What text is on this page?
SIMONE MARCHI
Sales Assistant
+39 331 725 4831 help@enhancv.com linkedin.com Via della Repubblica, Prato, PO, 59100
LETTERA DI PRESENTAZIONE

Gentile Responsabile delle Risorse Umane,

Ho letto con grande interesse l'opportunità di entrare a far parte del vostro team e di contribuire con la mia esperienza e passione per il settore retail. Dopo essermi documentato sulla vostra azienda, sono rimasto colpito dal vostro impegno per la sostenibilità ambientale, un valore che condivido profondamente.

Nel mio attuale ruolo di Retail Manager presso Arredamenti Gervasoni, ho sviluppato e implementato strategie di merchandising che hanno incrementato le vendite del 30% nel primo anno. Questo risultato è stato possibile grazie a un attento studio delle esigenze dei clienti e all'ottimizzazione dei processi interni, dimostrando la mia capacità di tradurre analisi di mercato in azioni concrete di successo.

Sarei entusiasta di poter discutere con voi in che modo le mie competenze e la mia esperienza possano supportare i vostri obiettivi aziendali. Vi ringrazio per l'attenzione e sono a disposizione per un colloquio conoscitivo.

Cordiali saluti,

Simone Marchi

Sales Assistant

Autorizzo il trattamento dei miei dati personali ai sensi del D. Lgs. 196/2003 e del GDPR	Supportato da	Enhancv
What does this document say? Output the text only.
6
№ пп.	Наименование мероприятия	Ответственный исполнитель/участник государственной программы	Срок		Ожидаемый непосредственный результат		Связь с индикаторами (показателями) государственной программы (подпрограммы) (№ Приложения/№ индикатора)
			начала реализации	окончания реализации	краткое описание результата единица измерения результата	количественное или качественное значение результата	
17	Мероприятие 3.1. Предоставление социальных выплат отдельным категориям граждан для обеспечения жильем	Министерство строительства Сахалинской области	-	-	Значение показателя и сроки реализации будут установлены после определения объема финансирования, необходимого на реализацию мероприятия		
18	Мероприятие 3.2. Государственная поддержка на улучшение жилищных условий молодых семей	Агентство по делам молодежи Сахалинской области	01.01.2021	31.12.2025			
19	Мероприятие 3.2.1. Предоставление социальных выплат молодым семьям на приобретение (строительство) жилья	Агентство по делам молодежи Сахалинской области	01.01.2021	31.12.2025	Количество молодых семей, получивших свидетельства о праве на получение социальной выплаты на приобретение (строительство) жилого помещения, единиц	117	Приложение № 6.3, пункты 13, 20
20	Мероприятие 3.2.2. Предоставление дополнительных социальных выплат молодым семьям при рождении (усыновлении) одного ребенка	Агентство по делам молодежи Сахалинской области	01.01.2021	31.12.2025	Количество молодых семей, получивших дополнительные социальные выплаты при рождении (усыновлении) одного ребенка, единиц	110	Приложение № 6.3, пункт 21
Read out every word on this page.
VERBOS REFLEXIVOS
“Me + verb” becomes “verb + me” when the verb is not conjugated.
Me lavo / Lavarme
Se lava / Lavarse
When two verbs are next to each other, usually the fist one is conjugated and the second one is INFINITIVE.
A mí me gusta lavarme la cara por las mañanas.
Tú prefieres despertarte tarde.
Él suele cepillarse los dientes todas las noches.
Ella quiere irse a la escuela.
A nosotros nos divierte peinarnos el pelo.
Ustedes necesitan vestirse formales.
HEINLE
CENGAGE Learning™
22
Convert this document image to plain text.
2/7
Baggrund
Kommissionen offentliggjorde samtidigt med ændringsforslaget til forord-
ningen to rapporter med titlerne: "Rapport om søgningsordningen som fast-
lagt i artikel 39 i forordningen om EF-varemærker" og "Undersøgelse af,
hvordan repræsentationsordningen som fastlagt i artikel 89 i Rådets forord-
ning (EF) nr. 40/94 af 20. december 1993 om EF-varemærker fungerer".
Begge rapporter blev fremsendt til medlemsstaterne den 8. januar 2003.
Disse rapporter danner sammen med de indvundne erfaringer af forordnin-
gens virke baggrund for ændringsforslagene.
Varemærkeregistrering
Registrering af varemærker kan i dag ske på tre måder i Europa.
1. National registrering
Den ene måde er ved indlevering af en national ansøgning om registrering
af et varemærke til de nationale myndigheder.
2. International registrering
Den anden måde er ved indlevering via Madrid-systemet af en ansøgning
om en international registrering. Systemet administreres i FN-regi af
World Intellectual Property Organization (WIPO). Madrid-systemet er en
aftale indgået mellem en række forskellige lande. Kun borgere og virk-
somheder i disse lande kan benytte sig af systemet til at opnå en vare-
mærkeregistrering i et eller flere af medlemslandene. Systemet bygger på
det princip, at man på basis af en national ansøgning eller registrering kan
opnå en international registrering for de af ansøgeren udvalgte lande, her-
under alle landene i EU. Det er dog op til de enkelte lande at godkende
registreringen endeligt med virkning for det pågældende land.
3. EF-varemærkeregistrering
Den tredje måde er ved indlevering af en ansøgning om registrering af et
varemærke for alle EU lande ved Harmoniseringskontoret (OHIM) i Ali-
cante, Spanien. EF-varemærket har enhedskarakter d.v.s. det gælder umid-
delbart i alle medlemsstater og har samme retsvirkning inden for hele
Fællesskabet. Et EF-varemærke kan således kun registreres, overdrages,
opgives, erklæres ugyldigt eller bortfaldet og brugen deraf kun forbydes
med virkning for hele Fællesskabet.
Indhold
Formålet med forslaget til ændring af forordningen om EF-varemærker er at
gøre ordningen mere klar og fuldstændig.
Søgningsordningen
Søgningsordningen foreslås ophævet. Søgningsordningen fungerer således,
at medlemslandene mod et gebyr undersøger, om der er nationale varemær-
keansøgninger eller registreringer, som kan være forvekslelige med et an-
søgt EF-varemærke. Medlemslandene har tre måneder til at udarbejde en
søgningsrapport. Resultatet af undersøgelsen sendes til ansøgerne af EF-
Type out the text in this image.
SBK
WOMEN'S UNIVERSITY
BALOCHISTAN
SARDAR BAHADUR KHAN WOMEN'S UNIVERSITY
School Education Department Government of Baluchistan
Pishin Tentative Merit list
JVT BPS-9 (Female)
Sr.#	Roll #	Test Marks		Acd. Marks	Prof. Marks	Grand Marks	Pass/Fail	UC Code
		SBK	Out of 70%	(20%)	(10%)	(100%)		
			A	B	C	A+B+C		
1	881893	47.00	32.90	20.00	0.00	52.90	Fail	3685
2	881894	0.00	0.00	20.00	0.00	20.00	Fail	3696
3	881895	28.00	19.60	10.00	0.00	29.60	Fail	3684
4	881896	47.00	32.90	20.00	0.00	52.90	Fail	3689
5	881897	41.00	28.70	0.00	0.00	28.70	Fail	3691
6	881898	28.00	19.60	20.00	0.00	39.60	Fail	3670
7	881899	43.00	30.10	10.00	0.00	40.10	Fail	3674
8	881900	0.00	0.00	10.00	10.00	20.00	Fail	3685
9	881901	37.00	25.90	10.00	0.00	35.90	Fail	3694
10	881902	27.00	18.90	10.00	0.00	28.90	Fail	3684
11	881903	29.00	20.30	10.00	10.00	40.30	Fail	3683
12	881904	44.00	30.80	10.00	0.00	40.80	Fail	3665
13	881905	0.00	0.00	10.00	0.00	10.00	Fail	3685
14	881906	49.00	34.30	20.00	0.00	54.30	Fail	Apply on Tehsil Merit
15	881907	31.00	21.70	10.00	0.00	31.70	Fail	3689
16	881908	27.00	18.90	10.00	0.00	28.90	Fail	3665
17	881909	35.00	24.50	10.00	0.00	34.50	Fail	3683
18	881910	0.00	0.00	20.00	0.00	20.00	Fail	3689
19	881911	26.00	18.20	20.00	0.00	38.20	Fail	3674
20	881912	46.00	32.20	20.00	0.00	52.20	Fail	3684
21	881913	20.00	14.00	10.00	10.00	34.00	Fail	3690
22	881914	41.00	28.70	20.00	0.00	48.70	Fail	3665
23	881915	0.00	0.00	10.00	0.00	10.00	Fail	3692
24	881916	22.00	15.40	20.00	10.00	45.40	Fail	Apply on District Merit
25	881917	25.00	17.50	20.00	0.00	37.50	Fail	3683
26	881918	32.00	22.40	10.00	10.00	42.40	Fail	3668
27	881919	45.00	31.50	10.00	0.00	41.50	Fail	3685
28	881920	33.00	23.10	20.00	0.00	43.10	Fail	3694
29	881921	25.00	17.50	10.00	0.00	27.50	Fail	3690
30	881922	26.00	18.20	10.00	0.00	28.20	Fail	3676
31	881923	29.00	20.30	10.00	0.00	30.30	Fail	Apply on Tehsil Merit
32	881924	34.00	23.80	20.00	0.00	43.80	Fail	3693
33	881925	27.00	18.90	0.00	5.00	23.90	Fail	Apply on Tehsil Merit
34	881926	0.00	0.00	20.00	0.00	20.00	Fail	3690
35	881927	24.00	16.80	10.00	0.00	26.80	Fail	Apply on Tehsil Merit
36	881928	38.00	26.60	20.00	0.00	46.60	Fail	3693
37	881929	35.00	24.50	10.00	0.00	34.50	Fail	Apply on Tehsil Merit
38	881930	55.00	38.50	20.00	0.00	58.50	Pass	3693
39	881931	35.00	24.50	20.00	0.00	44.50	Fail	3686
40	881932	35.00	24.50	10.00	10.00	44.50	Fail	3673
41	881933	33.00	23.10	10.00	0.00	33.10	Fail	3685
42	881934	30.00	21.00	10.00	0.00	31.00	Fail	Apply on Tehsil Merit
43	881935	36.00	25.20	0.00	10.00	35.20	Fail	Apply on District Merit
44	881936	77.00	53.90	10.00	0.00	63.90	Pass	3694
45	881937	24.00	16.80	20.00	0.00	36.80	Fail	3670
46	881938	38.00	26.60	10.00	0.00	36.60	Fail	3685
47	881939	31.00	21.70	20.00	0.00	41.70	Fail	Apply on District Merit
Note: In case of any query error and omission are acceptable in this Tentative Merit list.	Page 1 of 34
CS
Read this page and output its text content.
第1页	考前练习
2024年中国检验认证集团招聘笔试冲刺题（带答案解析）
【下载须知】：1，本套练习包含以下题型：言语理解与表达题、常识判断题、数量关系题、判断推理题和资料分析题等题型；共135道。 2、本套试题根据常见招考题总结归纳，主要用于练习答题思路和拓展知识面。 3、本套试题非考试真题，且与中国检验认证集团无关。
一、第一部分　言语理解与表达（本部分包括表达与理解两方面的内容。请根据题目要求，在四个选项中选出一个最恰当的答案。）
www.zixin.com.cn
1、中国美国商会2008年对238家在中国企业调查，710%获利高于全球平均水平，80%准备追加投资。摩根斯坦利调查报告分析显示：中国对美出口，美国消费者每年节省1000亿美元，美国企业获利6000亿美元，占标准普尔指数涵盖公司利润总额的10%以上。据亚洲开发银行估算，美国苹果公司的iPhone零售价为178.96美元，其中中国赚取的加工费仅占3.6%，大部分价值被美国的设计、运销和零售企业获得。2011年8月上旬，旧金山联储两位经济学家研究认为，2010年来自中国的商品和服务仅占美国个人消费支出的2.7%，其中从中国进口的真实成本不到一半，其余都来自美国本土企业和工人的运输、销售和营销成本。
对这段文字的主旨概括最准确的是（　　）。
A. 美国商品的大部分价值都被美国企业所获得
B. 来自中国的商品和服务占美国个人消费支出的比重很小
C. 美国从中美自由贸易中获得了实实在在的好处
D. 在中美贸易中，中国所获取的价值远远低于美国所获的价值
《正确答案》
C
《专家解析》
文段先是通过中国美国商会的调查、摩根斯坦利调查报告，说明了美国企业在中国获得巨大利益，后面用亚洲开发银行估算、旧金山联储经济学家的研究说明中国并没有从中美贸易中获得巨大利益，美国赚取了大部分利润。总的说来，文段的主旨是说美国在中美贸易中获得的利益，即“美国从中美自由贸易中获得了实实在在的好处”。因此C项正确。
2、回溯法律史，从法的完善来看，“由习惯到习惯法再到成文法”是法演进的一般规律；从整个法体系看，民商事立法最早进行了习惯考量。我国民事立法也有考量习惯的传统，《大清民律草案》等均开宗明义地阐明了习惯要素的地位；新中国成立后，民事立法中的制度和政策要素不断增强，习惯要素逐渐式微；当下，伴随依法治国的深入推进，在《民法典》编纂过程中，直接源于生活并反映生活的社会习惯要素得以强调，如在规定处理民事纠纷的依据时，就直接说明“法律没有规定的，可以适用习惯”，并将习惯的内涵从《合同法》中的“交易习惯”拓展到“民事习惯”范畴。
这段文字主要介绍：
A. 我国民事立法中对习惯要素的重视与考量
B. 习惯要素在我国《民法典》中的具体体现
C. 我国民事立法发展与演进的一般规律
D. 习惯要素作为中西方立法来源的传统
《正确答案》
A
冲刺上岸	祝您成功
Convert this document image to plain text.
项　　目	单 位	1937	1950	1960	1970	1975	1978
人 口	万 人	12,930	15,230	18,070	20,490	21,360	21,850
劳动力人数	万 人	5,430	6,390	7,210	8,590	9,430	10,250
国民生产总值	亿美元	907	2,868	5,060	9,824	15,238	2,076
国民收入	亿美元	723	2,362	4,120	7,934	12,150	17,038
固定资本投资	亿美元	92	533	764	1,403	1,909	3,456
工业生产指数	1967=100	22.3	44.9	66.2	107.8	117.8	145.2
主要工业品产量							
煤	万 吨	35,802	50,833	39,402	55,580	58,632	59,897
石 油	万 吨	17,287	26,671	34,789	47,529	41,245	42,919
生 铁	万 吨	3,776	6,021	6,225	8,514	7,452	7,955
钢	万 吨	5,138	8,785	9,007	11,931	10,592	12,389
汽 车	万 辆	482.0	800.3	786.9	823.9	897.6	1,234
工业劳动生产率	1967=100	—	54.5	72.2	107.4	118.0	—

# # # # #

INSTRUCTIONS TO FOLLOW -
Copy out each line of the listing that holds "Tentative".

THE SOLUTION -
Pishin Tentative Merit list
Note: In case of any query error and omission are acceptable in this Tentative Merit list.	Page 1 of 34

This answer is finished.